• **WHAT THIS TASK INVOLVES**
Retype all of the listing exactly, passing over any picture you find.

^^^^

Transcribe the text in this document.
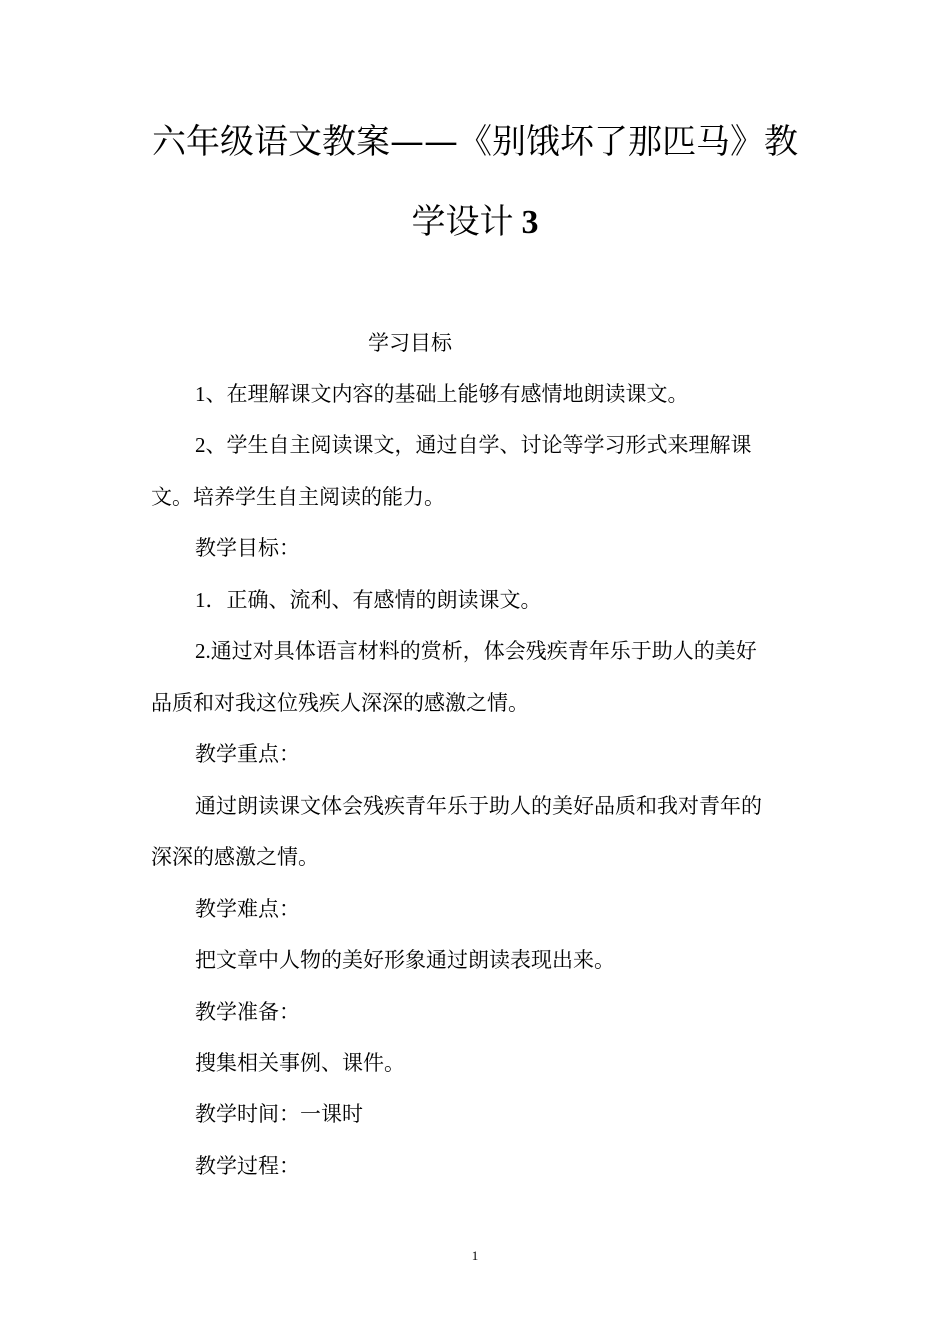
六年级语文教案——《别饿坏了那匹马》教
学设计 3
学习目标
1、在理解课文内容的基础上能够有感情地朗读课文。
2、学生自主阅读课文，通过自学、讨论等学习形式来理解课
文。培养学生自主阅读的能力。
教学目标：
1．正确、流利、有感情的朗读课文。
2.通过对具体语言材料的赏析，体会残疾青年乐于助人的美好
品质和对我这位残疾人深深的感激之情。
教学重点：
通过朗读课文体会残疾青年乐于助人的美好品质和我对青年的
深深的感激之情。
教学难点：
把文章中人物的美好形象通过朗读表现出来。
教学准备：
搜集相关事例、课件。
教学时间：一课时
教学过程：
1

^^^^

• **THE OUTPUT**
Transcribe the text in this document.
六年级语文教案——《别饿坏了那匹马》教
学设计 3
学习目标
1、在理解课文内容的基础上能够有感情地朗读课文。
2、学生自主阅读课文，通过自学、讨论等学习形式来理解课
文。培养学生自主阅读的能力。
教学目标：
1．正确、流利、有感情的朗读课文。
2.通过对具体语言材料的赏析，体会残疾青年乐于助人的美好
品质和对我这位残疾人深深的感激之情。
教学重点：
通过朗读课文体会残疾青年乐于助人的美好品质和我对青年的
深深的感激之情。
教学难点：
把文章中人物的美好形象通过朗读表现出来。
教学准备：
搜集相关事例、课件。
教学时间：一课时
教学过程：
1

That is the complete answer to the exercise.